- Given instruction:
Return only the number of lines holding the word "screenshot".

- Information supplied:
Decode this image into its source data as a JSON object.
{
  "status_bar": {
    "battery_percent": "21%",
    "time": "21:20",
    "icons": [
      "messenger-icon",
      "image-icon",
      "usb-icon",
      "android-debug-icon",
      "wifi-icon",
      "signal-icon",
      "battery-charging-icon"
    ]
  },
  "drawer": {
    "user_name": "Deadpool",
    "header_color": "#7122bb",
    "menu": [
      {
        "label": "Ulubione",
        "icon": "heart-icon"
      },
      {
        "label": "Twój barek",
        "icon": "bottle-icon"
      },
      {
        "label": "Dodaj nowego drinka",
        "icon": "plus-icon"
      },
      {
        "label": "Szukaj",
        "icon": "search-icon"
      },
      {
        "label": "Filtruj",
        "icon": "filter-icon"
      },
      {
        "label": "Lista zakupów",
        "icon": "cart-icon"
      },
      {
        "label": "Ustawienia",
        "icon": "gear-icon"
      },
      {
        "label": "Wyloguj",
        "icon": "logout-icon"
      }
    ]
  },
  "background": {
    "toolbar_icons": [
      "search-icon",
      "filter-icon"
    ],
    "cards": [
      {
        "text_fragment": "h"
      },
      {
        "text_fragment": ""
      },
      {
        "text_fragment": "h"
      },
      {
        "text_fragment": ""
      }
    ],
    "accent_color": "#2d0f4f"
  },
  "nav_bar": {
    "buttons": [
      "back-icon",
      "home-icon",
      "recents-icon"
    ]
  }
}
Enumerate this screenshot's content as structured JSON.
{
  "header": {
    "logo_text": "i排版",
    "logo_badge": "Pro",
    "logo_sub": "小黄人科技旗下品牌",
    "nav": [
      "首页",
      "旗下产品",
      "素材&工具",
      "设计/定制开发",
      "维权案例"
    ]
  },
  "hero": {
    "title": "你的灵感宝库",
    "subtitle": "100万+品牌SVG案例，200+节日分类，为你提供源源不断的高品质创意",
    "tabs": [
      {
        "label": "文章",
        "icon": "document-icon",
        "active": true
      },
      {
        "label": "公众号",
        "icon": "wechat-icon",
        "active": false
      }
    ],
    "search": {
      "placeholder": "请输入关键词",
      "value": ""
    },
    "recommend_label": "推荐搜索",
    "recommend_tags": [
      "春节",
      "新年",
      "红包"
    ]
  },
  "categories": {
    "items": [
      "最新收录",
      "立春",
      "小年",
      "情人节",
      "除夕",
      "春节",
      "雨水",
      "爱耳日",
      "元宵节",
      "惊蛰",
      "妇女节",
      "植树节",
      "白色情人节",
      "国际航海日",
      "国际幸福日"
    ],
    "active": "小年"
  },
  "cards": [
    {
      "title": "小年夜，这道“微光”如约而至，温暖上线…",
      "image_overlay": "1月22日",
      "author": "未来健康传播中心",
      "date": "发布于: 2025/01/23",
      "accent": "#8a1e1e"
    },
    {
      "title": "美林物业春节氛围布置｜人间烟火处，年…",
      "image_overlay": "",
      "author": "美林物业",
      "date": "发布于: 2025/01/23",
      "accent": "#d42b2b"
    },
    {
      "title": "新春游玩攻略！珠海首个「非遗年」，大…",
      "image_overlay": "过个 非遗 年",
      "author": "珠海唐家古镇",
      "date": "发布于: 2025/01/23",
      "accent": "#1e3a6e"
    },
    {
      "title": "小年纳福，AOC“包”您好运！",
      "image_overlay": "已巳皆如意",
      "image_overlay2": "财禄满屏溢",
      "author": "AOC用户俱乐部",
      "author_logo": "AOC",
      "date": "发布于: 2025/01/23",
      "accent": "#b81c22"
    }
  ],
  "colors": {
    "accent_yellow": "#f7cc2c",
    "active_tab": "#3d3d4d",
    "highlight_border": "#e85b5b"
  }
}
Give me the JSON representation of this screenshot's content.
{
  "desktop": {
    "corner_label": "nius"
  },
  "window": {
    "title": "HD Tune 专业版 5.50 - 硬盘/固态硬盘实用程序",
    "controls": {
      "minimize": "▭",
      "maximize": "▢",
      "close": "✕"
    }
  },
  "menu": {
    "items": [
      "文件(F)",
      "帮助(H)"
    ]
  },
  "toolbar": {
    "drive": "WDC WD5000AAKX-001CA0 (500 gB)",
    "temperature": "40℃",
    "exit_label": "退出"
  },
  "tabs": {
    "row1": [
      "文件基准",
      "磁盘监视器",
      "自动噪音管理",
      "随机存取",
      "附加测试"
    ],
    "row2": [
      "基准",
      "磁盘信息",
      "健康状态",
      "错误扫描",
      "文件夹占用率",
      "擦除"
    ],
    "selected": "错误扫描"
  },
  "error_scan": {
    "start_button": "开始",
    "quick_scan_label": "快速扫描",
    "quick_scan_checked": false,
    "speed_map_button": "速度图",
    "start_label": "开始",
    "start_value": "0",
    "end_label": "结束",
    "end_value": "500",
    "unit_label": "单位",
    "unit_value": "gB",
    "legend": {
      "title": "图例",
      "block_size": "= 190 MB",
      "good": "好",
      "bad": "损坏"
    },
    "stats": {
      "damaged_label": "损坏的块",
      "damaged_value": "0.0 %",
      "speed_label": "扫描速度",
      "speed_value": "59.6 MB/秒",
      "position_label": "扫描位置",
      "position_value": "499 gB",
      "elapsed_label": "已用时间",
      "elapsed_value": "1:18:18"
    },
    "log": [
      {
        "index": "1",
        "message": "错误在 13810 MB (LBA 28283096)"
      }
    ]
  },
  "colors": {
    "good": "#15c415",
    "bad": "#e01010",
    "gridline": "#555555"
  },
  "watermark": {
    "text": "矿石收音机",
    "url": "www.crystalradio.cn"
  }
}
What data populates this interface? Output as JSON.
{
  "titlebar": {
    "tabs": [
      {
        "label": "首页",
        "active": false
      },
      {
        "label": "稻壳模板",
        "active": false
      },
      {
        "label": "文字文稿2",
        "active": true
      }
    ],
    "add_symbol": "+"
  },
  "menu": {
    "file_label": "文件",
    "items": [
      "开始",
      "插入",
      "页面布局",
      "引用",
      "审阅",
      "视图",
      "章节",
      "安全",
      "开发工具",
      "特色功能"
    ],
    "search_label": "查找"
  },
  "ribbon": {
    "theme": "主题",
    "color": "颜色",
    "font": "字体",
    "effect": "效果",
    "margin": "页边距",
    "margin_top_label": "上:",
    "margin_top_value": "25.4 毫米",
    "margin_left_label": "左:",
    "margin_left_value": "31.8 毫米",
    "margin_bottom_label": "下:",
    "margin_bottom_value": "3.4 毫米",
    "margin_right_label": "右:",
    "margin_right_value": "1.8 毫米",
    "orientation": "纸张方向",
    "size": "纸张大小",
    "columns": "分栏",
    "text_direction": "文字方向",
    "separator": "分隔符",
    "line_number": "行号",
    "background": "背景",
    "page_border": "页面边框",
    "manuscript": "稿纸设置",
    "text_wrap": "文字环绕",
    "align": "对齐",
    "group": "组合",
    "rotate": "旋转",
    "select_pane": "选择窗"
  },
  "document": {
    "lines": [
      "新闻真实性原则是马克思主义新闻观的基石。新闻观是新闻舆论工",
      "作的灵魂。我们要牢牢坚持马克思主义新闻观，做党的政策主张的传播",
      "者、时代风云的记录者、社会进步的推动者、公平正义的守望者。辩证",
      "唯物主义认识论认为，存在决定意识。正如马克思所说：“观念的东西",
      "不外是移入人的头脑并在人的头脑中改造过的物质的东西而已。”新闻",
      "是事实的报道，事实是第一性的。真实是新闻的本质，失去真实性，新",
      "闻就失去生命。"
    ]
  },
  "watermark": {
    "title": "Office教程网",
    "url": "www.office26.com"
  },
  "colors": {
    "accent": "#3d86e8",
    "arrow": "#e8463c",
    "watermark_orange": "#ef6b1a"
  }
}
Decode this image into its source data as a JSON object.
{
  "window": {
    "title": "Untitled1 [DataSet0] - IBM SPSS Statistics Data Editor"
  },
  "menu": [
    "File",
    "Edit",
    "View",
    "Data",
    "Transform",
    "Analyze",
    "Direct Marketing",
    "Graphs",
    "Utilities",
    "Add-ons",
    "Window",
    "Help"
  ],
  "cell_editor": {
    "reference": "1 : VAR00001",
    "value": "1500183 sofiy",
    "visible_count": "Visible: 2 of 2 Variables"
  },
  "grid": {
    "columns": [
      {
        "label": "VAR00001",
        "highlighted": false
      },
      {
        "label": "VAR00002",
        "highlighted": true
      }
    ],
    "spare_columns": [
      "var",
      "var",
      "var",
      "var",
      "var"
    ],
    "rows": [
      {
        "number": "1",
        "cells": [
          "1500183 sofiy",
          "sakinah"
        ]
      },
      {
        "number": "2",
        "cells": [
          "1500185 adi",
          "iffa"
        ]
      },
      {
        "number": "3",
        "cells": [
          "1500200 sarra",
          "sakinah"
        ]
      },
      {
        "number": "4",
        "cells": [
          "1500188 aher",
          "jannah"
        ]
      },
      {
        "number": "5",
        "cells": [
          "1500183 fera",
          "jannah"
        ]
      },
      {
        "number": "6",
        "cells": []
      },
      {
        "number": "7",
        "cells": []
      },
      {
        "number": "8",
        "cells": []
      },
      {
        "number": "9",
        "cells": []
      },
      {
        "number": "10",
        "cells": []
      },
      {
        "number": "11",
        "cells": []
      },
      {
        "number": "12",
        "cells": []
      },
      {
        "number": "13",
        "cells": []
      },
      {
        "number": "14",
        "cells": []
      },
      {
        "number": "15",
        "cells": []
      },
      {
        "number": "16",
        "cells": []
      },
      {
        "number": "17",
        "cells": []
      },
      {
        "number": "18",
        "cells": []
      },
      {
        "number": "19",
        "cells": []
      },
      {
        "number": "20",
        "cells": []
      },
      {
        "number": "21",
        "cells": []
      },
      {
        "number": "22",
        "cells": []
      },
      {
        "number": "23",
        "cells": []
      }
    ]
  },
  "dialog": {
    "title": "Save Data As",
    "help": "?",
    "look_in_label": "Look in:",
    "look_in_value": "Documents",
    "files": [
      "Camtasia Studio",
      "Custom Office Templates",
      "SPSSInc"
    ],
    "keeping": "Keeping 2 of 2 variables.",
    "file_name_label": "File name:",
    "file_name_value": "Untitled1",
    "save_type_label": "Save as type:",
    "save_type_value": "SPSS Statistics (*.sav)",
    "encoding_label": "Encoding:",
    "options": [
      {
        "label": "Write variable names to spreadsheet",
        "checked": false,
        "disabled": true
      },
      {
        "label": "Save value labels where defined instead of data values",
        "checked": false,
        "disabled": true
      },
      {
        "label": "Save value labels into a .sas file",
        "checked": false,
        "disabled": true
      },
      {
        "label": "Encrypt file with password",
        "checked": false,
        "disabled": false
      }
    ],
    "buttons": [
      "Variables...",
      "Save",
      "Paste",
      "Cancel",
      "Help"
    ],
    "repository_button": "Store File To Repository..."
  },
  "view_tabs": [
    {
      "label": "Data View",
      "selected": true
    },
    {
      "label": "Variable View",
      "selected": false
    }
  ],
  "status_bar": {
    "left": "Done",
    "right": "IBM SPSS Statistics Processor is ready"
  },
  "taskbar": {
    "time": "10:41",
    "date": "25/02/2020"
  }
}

- The result:
2